* **TASK PROMPT**: Records follow. Select each line holding "GEAR".

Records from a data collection
%%

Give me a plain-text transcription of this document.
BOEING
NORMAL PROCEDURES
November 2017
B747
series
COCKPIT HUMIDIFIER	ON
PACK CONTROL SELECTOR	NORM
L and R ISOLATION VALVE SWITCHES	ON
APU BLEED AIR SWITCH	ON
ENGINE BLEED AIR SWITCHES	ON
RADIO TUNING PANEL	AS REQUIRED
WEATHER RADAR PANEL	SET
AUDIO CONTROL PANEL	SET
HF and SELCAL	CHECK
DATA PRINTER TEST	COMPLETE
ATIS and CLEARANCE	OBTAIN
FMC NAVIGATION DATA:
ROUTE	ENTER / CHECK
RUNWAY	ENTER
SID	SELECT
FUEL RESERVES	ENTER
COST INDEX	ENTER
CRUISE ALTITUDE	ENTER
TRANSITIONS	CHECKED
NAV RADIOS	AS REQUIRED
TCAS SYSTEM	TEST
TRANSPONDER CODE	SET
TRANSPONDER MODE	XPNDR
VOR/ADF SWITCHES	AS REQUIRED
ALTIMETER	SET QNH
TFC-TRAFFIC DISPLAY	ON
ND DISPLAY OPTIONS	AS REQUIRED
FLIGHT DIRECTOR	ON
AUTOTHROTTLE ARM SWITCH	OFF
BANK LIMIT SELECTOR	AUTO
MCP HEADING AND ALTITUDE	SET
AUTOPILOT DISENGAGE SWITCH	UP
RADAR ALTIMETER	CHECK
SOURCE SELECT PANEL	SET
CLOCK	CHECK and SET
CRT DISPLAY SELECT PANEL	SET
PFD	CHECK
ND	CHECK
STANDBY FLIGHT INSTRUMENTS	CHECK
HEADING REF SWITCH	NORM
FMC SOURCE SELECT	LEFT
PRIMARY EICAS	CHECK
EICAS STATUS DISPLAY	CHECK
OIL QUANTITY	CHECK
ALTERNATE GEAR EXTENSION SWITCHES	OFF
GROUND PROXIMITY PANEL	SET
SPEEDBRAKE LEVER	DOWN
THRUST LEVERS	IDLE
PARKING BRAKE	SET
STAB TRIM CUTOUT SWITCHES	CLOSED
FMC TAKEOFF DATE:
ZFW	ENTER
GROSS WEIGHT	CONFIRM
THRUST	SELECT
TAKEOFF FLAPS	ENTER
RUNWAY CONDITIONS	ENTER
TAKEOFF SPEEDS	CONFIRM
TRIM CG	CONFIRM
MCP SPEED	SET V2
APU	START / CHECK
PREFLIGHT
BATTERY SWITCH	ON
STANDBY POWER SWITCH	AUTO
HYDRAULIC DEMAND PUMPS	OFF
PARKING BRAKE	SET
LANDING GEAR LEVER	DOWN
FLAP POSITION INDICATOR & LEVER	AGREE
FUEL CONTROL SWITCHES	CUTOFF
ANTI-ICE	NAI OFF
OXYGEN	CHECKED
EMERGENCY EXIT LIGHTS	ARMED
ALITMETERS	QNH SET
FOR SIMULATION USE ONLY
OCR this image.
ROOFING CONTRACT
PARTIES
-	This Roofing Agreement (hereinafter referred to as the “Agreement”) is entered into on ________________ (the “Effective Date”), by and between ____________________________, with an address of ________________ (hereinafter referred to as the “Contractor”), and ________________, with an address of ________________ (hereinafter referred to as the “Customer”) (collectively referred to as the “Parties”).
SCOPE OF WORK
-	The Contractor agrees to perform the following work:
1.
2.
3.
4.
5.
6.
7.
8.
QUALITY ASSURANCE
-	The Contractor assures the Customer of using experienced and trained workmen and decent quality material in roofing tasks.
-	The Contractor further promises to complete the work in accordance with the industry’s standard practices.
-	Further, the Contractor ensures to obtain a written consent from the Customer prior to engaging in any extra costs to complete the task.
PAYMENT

%%

* **WORKED ANSWER**:
ALTERNATE GEAR EXTENSION SWITCHES	OFF
LANDING GEAR LEVER	DOWN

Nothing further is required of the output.